- **Extracted records**:

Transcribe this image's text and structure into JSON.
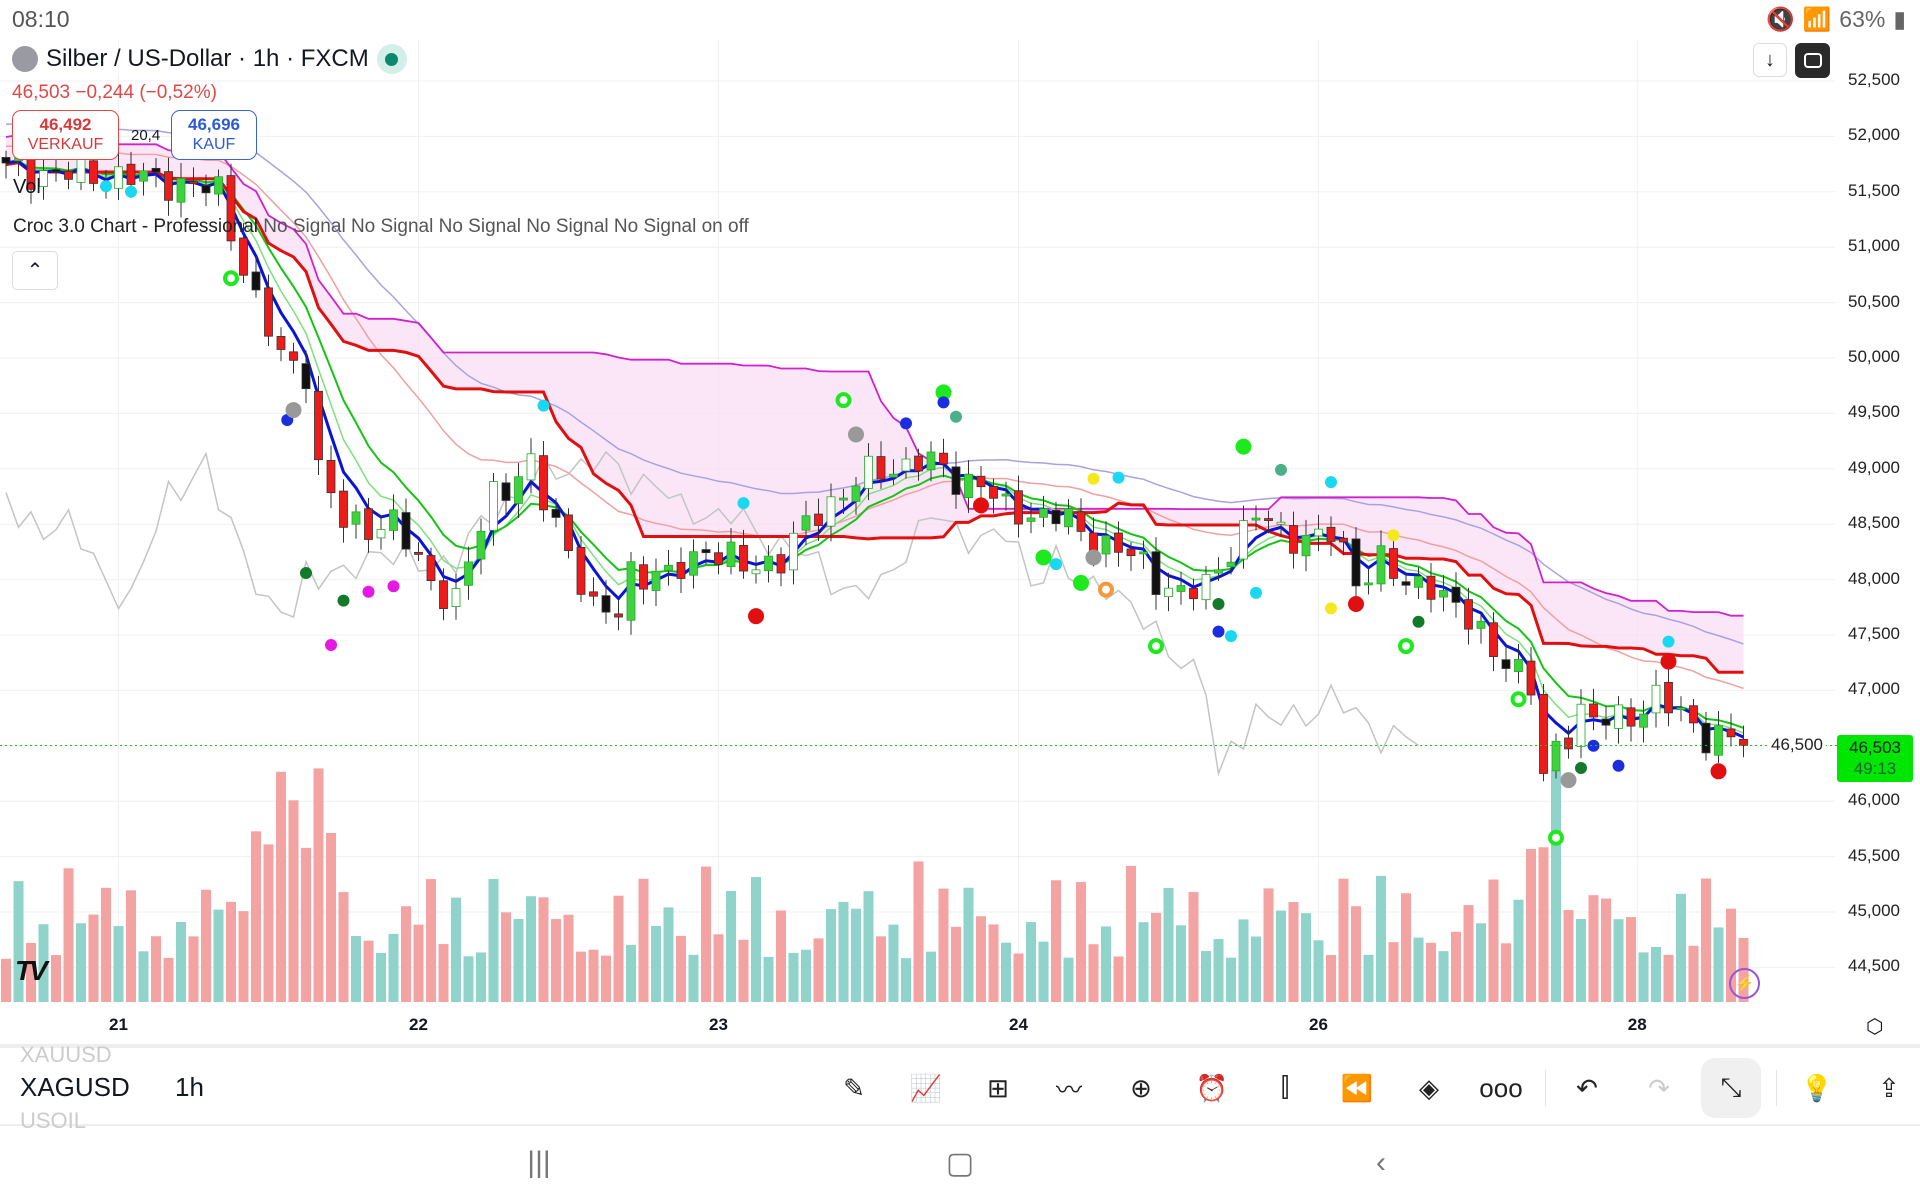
{
  "status_bar": {
    "time": "08:10",
    "battery": "63%"
  },
  "header": {
    "title": "Silber / US-Dollar · 1h · FXCM",
    "price_change": "46,503  −0,244 (−0,52%)"
  },
  "trade": {
    "sell_price": "46,492",
    "sell_label": "VERKAUF",
    "buy_price": "46,696",
    "buy_label": "KAUF",
    "spread": "20,4"
  },
  "indicators": {
    "vol_label": "Vol",
    "legend_name": "Croc 3.0 Chart - Professional",
    "legend_signals": "No Signal No Signal No Signal No Signal No Signal on off"
  },
  "price_axis": {
    "ticks": [
      "52,500",
      "52,000",
      "51,500",
      "51,000",
      "50,500",
      "50,000",
      "49,500",
      "49,000",
      "48,500",
      "48,000",
      "47,500",
      "47,000",
      "46,500",
      "46,000",
      "45,500",
      "45,000",
      "44,500"
    ],
    "tick_values": [
      52.5,
      52,
      51.5,
      51,
      50.5,
      50,
      49.5,
      49,
      48.5,
      48,
      47.5,
      47,
      46.5,
      46,
      45.5,
      45,
      44.5
    ],
    "current_price": "46,503",
    "countdown": "49:13",
    "current_value": 46.503
  },
  "date_axis": [
    {
      "label": "21",
      "hour": 9
    },
    {
      "label": "22",
      "hour": 33
    },
    {
      "label": "23",
      "hour": 57
    },
    {
      "label": "24",
      "hour": 81
    },
    {
      "label": "26",
      "hour": 105
    },
    {
      "label": "28",
      "hour": 130.5
    }
  ],
  "toolbar": {
    "symbol": "XAGUSD",
    "symbol_prev": "XAUUSD",
    "symbol_next": "USOIL",
    "timeframe": "1h"
  },
  "colors": {
    "up": "#3fd13f",
    "down": "#ee1b1b",
    "vol_up": "#8fd3cb",
    "vol_down": "#f4a3a3",
    "tenkan": "#0a14d8",
    "kijun": "#e01010",
    "cloud": "#f9dcf3",
    "senkou": "#d020d0",
    "price_tag": "#00e600"
  },
  "chart_data": {
    "type": "candlestick",
    "symbol": "XAGUSD",
    "interval": "1h",
    "ylim": [
      44.3,
      52.7
    ],
    "price_path": [
      [
        0,
        51.7
      ],
      [
        13,
        51.6
      ],
      [
        17,
        51.5
      ],
      [
        20,
        50.5
      ],
      [
        22,
        50.0
      ],
      [
        24,
        49.9
      ],
      [
        25,
        49.0
      ],
      [
        27,
        48.5
      ],
      [
        29,
        48.5
      ],
      [
        31,
        48.5
      ],
      [
        34,
        48.0
      ],
      [
        36,
        47.8
      ],
      [
        39,
        48.8
      ],
      [
        42,
        49.0
      ],
      [
        43,
        48.7
      ],
      [
        45,
        48.3
      ],
      [
        47,
        47.7
      ],
      [
        49,
        47.7
      ],
      [
        50,
        48.1
      ],
      [
        53,
        48.0
      ],
      [
        56,
        48.3
      ],
      [
        59,
        48.1
      ],
      [
        62,
        48.2
      ],
      [
        65,
        48.6
      ],
      [
        68,
        48.9
      ],
      [
        71,
        49.0
      ],
      [
        73,
        49.1
      ],
      [
        76,
        48.9
      ],
      [
        78,
        48.9
      ],
      [
        80,
        48.6
      ],
      [
        84,
        48.6
      ],
      [
        86,
        48.4
      ],
      [
        89,
        48.3
      ],
      [
        92,
        48.0
      ],
      [
        94,
        47.9
      ],
      [
        96,
        47.9
      ],
      [
        98,
        48.3
      ],
      [
        100,
        48.6
      ],
      [
        102,
        48.4
      ],
      [
        106,
        48.4
      ],
      [
        108,
        48.0
      ],
      [
        110,
        48.2
      ],
      [
        112,
        47.9
      ],
      [
        114,
        48.0
      ],
      [
        117,
        47.6
      ],
      [
        120,
        47.3
      ],
      [
        122,
        47.0
      ],
      [
        123,
        46.2
      ],
      [
        124,
        46.5
      ],
      [
        126,
        46.8
      ],
      [
        127,
        46.7
      ],
      [
        130,
        46.8
      ],
      [
        132,
        46.9
      ],
      [
        134,
        46.8
      ],
      [
        136,
        46.6
      ],
      [
        139,
        46.5
      ]
    ],
    "markers": [
      [
        8,
        51.55,
        "#19d8ef",
        "dot"
      ],
      [
        10,
        51.5,
        "#19d8ef",
        "dot"
      ],
      [
        18,
        50.72,
        "#1ee81e",
        "ring"
      ],
      [
        22.5,
        49.44,
        "#1c2de0",
        "dot"
      ],
      [
        23,
        49.53,
        "#999",
        "big"
      ],
      [
        24,
        48.06,
        "#137a2a",
        "dot"
      ],
      [
        27,
        47.81,
        "#137a2a",
        "dot"
      ],
      [
        29,
        47.89,
        "#e419e4",
        "dot"
      ],
      [
        31,
        47.94,
        "#e419e4",
        "dot"
      ],
      [
        26,
        47.41,
        "#e419e4",
        "dot"
      ],
      [
        43,
        49.57,
        "#19d8ef",
        "dot"
      ],
      [
        59,
        48.69,
        "#19d8ef",
        "dot"
      ],
      [
        60,
        47.67,
        "#e01010",
        "big"
      ],
      [
        67,
        49.62,
        "#1ee81e",
        "ring"
      ],
      [
        68,
        49.31,
        "#999",
        "big"
      ],
      [
        72,
        49.41,
        "#1c2de0",
        "dot"
      ],
      [
        75,
        49.69,
        "#1ee81e",
        "big"
      ],
      [
        75,
        49.6,
        "#1c2de0",
        "dot"
      ],
      [
        76,
        49.47,
        "#4bb08a",
        "dot"
      ],
      [
        78,
        48.67,
        "#e01010",
        "big"
      ],
      [
        83,
        48.2,
        "#1ee81e",
        "big"
      ],
      [
        84,
        48.14,
        "#19d8ef",
        "dot"
      ],
      [
        86,
        47.97,
        "#1ee81e",
        "big"
      ],
      [
        87,
        48.2,
        "#999",
        "big"
      ],
      [
        88,
        47.91,
        "#f59a3a",
        "ring"
      ],
      [
        87,
        48.91,
        "#f5e81e",
        "dot"
      ],
      [
        89,
        48.92,
        "#19d8ef",
        "dot"
      ],
      [
        92,
        47.4,
        "#1ee81e",
        "ring"
      ],
      [
        97,
        47.53,
        "#1c2de0",
        "dot"
      ],
      [
        98,
        47.49,
        "#19d8ef",
        "dot"
      ],
      [
        97,
        47.78,
        "#137a2a",
        "dot"
      ],
      [
        99,
        49.2,
        "#1ee81e",
        "big"
      ],
      [
        100,
        47.88,
        "#19d8ef",
        "dot"
      ],
      [
        102,
        48.99,
        "#4bb08a",
        "dot"
      ],
      [
        106,
        48.88,
        "#19d8ef",
        "dot"
      ],
      [
        106,
        47.74,
        "#f5e81e",
        "dot"
      ],
      [
        108,
        47.78,
        "#e01010",
        "big"
      ],
      [
        111,
        48.4,
        "#f5e81e",
        "dot"
      ],
      [
        112,
        47.4,
        "#1ee81e",
        "ring"
      ],
      [
        113,
        47.62,
        "#137a2a",
        "dot"
      ],
      [
        121,
        46.92,
        "#1ee81e",
        "ring"
      ],
      [
        124,
        45.67,
        "#1ee81e",
        "ring"
      ],
      [
        125,
        46.19,
        "#999",
        "big"
      ],
      [
        126,
        46.3,
        "#137a2a",
        "dot"
      ],
      [
        127,
        46.5,
        "#1c2de0",
        "dot"
      ],
      [
        129,
        46.32,
        "#1c2de0",
        "dot"
      ],
      [
        133,
        47.26,
        "#e01010",
        "big"
      ],
      [
        133,
        47.44,
        "#19d8ef",
        "dot"
      ],
      [
        137,
        46.27,
        "#e01010",
        "big"
      ]
    ]
  }
}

- **Stated exercise**:
State how many lines above contain the string "hour", with no other words.

- **Output for this task**:
6